(Stored records)
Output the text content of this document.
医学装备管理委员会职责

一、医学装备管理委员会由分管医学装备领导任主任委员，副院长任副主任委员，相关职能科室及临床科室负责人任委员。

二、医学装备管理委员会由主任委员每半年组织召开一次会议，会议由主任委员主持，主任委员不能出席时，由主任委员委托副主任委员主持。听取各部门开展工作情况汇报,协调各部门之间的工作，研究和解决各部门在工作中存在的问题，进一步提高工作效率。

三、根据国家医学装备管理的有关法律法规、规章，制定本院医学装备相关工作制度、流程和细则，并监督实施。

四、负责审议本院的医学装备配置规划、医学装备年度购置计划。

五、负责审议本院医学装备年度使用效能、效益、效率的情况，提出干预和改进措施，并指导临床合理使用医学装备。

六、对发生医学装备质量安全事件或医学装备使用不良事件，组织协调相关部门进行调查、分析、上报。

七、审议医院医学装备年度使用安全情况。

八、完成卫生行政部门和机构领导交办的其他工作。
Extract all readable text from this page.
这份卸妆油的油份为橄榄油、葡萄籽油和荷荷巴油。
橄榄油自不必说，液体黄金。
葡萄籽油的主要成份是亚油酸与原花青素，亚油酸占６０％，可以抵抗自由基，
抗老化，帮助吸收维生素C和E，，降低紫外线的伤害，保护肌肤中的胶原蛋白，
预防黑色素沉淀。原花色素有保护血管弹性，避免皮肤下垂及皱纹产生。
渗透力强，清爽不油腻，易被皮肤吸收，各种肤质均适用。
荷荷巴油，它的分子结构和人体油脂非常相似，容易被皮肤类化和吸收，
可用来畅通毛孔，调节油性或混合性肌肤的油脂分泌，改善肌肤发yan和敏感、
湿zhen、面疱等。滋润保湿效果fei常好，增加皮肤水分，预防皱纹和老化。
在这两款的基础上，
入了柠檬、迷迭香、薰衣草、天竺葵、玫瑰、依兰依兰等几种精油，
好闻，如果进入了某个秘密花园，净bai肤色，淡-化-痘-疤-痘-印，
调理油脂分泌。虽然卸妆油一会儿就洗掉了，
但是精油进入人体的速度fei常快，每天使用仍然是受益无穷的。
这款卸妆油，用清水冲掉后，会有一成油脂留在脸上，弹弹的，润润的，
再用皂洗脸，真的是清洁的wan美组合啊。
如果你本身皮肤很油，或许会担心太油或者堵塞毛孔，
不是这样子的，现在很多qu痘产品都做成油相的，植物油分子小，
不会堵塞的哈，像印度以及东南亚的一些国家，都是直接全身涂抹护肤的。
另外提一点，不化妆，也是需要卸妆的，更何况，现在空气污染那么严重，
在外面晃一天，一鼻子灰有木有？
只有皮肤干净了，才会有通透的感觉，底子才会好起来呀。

**WHAT YOU SHOULD DO:** Repeat the data precisely, line by line.

**ANSWER:**
Output the text content of this document.
医学装备管理委员会职责

一、医学装备管理委员会由分管医学装备领导任主任委员，副院长任副主任委员，相关职能科室及临床科室负责人任委员。

二、医学装备管理委员会由主任委员每半年组织召开一次会议，会议由主任委员主持，主任委员不能出席时，由主任委员委托副主任委员主持。听取各部门开展工作情况汇报,协调各部门之间的工作，研究和解决各部门在工作中存在的问题，进一步提高工作效率。

三、根据国家医学装备管理的有关法律法规、规章，制定本院医学装备相关工作制度、流程和细则，并监督实施。

四、负责审议本院的医学装备配置规划、医学装备年度购置计划。

五、负责审议本院医学装备年度使用效能、效益、效率的情况，提出干预和改进措施，并指导临床合理使用医学装备。

六、对发生医学装备质量安全事件或医学装备使用不良事件，组织协调相关部门进行调查、分析、上报。

七、审议医院医学装备年度使用安全情况。

八、完成卫生行政部门和机构领导交办的其他工作。
Extract all readable text from this page.
这份卸妆油的油份为橄榄油、葡萄籽油和荷荷巴油。
橄榄油自不必说，液体黄金。
葡萄籽油的主要成份是亚油酸与原花青素，亚油酸占６０％，可以抵抗自由基，
抗老化，帮助吸收维生素C和E，，降低紫外线的伤害，保护肌肤中的胶原蛋白，
预防黑色素沉淀。原花色素有保护血管弹性，避免皮肤下垂及皱纹产生。
渗透力强，清爽不油腻，易被皮肤吸收，各种肤质均适用。
荷荷巴油，它的分子结构和人体油脂非常相似，容易被皮肤类化和吸收，
可用来畅通毛孔，调节油性或混合性肌肤的油脂分泌，改善肌肤发yan和敏感、
湿zhen、面疱等。滋润保湿效果fei常好，增加皮肤水分，预防皱纹和老化。
在这两款的基础上，
入了柠檬、迷迭香、薰衣草、天竺葵、玫瑰、依兰依兰等几种精油，
好闻，如果进入了某个秘密花园，净bai肤色，淡-化-痘-疤-痘-印，
调理油脂分泌。虽然卸妆油一会儿就洗掉了，
但是精油进入人体的速度fei常快，每天使用仍然是受益无穷的。
这款卸妆油，用清水冲掉后，会有一成油脂留在脸上，弹弹的，润润的，
再用皂洗脸，真的是清洁的wan美组合啊。
如果你本身皮肤很油，或许会担心太油或者堵塞毛孔，
不是这样子的，现在很多qu痘产品都做成油相的，植物油分子小，
不会堵塞的哈，像印度以及东南亚的一些国家，都是直接全身涂抹护肤的。
另外提一点，不化妆，也是需要卸妆的，更何况，现在空气污染那么严重，
在外面晃一天，一鼻子灰有木有？
只有皮肤干净了，才会有通透的感觉，底子才会好起来呀。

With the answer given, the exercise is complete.